## Trecho para leitura
Recebo o primeiro feedback positivo. Justamente de quem liderava o WeDeploy à época, Zeno Rocha. O seu tweet fez o projeto alcançar quase quarenta estrelas no Github. Obter pela primeira vez na vida um pequeno reconhecimento de pessoas que eu sequer conhecia já ecoava dentro de mim como o maior de todos os sucessos. Dias depois, numa quinta-feira à noite, divulgo o produto no Product Hunt. Na manhã de sexta-feira, acordo atônito ao ver o Glorious Demo como produto mais votado do dia. O projeto ultrapassa 300 estrelas e entra na lista de tendências do Github. Uma das publicações mais populares do mundo sobre CSS divulga o projeto. Um programador em Seattle cria um site chamado Road To Glory permitindo usar o Glorious Demo através de uma interface gráfica. O Glorious Demo se transforma em um plugin para Hexo pelas mãos de um programador Sul Coreano. Blog posts são escritos em árabe e japonês.
Hoje, dezoito meses após o lançamento, aquele pequeno produto feito com 80 commits alcança uma popularidade de três mil estrelas no Github, e o site do projeto contabiliza dezenas de milhares de visitas vindas de mais de 150 países. Não me restam dúvidas de que, em Novembro de 2018, de maneira despretensiosa e acidental, eu tinha de fato descoberto uma pérola.

## Tarefa
Liste todas as quantidades de estrelas no Github que o trecho atribui ao projeto, com as palavras que as acompanham.

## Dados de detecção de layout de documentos
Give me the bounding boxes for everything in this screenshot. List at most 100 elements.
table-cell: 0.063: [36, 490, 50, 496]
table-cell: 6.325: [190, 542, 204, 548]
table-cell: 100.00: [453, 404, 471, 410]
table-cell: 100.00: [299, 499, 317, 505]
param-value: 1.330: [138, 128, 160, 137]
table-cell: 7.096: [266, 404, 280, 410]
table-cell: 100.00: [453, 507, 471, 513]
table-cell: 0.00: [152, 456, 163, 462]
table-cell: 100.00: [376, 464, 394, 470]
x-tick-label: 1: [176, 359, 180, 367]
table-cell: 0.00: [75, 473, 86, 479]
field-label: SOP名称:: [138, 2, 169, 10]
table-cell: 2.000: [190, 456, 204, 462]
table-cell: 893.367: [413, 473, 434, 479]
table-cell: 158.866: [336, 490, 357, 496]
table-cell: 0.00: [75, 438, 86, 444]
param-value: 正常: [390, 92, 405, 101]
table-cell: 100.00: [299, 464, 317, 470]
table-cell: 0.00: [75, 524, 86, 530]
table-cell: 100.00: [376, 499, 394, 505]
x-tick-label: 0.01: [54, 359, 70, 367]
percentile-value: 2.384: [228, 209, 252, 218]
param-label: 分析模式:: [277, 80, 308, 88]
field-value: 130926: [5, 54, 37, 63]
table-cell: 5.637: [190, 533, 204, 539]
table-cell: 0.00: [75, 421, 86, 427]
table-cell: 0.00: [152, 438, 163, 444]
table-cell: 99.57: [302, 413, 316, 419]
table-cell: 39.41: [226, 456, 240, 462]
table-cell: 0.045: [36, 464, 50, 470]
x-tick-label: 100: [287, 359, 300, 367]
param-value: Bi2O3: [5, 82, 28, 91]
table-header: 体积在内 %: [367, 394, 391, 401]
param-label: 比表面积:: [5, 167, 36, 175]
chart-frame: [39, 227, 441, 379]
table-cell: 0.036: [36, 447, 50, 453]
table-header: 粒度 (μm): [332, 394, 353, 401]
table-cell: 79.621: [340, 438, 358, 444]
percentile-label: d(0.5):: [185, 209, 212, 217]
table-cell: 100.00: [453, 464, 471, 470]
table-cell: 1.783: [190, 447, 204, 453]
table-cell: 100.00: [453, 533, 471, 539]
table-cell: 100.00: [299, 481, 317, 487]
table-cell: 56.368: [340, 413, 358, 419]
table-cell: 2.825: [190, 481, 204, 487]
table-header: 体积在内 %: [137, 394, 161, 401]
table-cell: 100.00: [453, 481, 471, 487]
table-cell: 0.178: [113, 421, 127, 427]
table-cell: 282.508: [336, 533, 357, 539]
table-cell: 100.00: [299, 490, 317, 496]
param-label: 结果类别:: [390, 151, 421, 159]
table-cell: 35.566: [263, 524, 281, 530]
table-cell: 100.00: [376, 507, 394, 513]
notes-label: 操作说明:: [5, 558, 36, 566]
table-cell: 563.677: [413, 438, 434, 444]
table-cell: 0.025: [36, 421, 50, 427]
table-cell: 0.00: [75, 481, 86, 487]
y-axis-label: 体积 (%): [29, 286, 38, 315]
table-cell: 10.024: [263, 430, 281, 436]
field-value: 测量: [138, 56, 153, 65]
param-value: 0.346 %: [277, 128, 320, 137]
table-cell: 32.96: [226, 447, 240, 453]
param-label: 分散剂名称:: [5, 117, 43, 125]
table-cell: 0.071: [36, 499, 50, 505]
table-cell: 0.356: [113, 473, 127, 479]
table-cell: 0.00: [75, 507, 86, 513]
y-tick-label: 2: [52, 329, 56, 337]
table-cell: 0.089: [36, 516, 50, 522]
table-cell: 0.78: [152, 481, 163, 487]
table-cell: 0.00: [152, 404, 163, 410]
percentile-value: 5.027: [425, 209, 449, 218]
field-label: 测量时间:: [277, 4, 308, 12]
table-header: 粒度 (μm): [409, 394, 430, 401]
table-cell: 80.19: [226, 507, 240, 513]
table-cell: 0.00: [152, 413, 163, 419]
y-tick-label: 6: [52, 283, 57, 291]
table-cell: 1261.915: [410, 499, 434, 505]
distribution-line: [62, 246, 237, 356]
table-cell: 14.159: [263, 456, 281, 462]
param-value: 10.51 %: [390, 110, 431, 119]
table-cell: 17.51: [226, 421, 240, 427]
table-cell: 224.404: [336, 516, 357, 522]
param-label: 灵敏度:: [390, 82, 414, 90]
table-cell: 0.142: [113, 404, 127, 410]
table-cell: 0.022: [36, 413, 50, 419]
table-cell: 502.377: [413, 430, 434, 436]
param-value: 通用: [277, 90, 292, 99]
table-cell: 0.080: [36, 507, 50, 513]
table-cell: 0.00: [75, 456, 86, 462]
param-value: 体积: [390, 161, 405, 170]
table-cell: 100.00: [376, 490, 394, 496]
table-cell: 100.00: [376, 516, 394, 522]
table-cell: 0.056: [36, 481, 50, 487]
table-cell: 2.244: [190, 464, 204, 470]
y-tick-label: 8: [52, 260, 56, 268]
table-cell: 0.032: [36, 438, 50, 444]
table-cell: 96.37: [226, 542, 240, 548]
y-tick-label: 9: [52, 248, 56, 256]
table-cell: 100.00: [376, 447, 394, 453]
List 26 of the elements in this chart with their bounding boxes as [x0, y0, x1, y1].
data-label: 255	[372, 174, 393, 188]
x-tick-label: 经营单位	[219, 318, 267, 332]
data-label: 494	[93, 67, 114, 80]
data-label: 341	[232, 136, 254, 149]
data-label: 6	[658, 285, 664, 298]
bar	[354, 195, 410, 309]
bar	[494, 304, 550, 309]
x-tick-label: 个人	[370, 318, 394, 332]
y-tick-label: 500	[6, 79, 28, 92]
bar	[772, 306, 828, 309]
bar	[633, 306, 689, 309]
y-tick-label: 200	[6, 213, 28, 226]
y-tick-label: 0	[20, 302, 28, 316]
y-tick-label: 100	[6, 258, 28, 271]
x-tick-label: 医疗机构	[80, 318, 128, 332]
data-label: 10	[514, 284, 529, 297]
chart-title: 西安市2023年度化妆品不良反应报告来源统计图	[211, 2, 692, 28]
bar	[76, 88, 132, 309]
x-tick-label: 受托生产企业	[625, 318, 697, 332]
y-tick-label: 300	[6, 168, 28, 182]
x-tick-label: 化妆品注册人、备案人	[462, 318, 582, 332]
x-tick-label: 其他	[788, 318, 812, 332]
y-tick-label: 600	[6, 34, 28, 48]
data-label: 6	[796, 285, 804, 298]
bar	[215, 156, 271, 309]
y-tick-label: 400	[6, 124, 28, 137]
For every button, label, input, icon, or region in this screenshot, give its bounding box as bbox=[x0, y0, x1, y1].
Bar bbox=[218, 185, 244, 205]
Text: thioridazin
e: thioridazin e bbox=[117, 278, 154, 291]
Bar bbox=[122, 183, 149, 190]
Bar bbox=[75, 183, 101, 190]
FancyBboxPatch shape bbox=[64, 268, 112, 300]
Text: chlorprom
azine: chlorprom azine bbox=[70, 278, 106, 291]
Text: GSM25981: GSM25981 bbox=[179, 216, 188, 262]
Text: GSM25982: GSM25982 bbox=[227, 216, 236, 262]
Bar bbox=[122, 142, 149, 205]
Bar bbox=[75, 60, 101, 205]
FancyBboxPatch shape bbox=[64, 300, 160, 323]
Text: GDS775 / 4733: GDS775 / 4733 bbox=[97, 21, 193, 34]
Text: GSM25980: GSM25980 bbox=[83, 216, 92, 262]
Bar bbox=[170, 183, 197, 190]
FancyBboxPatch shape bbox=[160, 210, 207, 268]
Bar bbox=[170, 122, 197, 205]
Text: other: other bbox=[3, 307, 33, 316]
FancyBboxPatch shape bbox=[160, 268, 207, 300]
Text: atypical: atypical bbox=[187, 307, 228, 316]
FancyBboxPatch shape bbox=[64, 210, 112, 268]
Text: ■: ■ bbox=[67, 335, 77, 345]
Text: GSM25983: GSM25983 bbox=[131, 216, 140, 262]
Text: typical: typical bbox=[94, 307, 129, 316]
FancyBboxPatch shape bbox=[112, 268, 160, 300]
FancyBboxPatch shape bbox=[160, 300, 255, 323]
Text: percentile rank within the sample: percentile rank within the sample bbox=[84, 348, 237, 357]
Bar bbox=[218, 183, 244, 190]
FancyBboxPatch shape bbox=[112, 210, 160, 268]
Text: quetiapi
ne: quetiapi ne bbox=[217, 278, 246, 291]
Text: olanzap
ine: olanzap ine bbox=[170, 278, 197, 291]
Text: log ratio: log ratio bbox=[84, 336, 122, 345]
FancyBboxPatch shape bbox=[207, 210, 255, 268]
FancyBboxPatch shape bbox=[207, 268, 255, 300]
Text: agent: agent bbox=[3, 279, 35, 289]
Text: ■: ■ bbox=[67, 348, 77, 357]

## Resposta
- quase quarenta estrelas
- ultrapassa 300 estrelas
- três mil estrelas